REQUEST >> Return all of the data exactly as given.

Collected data
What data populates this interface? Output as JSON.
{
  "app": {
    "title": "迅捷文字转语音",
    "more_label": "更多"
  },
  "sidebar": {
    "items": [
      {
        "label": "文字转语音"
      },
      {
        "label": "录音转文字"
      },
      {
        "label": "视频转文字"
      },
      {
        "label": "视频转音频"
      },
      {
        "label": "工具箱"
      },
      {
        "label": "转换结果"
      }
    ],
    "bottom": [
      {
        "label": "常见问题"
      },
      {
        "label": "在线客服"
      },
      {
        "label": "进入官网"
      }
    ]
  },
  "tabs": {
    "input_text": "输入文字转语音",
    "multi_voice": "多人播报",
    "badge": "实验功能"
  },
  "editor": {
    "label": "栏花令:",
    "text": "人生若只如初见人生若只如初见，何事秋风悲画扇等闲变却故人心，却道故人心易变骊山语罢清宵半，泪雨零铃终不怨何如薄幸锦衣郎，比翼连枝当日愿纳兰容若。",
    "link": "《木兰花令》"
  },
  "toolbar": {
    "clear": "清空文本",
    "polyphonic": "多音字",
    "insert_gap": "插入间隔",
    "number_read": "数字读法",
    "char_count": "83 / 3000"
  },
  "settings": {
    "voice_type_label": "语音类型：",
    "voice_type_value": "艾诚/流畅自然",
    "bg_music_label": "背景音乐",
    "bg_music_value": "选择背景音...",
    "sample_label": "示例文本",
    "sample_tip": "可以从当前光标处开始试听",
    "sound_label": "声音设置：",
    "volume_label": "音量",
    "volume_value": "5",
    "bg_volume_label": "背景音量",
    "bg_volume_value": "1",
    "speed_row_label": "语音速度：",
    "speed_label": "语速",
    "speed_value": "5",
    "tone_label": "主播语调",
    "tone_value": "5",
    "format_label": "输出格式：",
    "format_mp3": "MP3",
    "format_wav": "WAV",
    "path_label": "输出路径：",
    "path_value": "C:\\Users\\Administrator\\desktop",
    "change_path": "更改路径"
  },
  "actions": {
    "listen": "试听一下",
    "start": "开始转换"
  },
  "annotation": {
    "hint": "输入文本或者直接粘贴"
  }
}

EXERCISE ANSWER >>
What data populates this interface? Output as JSON.
{
  "app": {
    "title": "迅捷文字转语音",
    "more_label": "更多"
  },
  "sidebar": {
    "items": [
      {
        "label": "文字转语音"
      },
      {
        "label": "录音转文字"
      },
      {
        "label": "视频转文字"
      },
      {
        "label": "视频转音频"
      },
      {
        "label": "工具箱"
      },
      {
        "label": "转换结果"
      }
    ],
    "bottom": [
      {
        "label": "常见问题"
      },
      {
        "label": "在线客服"
      },
      {
        "label": "进入官网"
      }
    ]
  },
  "tabs": {
    "input_text": "输入文字转语音",
    "multi_voice": "多人播报",
    "badge": "实验功能"
  },
  "editor": {
    "label": "栏花令:",
    "text": "人生若只如初见人生若只如初见，何事秋风悲画扇等闲变却故人心，却道故人心易变骊山语罢清宵半，泪雨零铃终不怨何如薄幸锦衣郎，比翼连枝当日愿纳兰容若。",
    "link": "《木兰花令》"
  },
  "toolbar": {
    "clear": "清空文本",
    "polyphonic": "多音字",
    "insert_gap": "插入间隔",
    "number_read": "数字读法",
    "char_count": "83 / 3000"
  },
  "settings": {
    "voice_type_label": "语音类型：",
    "voice_type_value": "艾诚/流畅自然",
    "bg_music_label": "背景音乐",
    "bg_music_value": "选择背景音...",
    "sample_label": "示例文本",
    "sample_tip": "可以从当前光标处开始试听",
    "sound_label": "声音设置：",
    "volume_label": "音量",
    "volume_value": "5",
    "bg_volume_label": "背景音量",
    "bg_volume_value": "1",
    "speed_row_label": "语音速度：",
    "speed_label": "语速",
    "speed_value": "5",
    "tone_label": "主播语调",
    "tone_value": "5",
    "format_label": "输出格式：",
    "format_mp3": "MP3",
    "format_wav": "WAV",
    "path_label": "输出路径：",
    "path_value": "C:\\Users\\Administrator\\desktop",
    "change_path": "更改路径"
  },
  "actions": {
    "listen": "试听一下",
    "start": "开始转换"
  },
  "annotation": {
    "hint": "输入文本或者直接粘贴"
  }
}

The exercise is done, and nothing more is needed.